Filter out everything except lines holding "Plane".

— start Extracted entries —

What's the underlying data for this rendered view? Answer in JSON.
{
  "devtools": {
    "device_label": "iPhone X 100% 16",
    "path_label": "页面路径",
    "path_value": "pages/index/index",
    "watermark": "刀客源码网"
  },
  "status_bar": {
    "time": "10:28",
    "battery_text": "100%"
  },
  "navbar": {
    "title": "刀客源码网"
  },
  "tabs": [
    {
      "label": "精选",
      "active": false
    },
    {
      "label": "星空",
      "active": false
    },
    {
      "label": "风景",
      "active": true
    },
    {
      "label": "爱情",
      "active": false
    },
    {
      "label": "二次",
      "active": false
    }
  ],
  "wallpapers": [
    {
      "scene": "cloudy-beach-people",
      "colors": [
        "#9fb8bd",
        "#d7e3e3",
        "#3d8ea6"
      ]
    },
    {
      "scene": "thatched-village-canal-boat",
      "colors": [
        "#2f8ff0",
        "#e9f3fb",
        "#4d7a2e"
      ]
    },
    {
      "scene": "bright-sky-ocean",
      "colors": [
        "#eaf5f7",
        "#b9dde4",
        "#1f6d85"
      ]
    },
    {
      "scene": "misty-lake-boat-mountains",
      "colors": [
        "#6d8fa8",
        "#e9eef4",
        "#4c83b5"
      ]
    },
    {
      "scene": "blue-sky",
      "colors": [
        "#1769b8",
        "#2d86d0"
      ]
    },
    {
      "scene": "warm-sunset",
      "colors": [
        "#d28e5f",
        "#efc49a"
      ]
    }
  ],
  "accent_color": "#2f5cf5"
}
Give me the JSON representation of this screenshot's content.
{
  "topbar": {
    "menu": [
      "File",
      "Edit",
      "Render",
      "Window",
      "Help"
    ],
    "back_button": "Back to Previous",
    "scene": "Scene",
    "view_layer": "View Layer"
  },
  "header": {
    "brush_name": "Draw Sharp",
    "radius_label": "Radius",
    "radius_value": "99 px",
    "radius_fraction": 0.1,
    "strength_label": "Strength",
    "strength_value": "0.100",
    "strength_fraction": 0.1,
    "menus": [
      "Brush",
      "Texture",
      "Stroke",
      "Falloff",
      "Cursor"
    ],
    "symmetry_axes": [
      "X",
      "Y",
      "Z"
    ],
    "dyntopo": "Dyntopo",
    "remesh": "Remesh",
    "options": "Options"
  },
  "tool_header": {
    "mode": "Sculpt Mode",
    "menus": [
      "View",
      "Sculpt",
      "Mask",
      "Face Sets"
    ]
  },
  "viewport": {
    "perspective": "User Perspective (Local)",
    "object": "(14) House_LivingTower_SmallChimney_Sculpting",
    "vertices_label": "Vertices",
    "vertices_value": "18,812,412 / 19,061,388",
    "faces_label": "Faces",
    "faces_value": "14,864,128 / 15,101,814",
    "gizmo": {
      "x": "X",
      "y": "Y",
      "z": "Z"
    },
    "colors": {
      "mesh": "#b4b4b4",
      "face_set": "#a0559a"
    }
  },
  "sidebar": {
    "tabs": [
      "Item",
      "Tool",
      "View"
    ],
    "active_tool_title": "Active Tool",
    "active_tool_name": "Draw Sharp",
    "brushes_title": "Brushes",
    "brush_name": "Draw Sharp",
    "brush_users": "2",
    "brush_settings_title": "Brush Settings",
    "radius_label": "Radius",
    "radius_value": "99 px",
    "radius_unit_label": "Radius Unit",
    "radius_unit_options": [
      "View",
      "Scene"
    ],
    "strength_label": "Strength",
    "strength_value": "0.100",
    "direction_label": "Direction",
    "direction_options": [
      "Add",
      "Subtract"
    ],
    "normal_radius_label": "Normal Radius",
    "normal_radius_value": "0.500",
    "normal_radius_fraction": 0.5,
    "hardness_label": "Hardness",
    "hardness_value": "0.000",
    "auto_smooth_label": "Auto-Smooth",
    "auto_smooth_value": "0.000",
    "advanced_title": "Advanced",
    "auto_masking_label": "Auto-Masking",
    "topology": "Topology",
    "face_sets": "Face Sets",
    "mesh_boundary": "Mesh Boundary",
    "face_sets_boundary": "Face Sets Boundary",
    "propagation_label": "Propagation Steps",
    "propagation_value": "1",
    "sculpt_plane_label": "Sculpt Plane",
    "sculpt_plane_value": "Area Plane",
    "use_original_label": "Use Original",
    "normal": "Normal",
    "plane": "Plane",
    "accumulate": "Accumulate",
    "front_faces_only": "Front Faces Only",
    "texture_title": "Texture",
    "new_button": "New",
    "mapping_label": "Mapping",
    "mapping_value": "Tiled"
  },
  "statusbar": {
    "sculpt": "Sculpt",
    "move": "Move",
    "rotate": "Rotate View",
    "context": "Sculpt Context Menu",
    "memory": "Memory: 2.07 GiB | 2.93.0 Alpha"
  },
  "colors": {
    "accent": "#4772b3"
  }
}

— end Extracted entries —

» Reply to the task:
    "sculpt_plane_label": "Sculpt Plane",
    "sculpt_plane_value": "Area Plane",
    "plane": "Plane",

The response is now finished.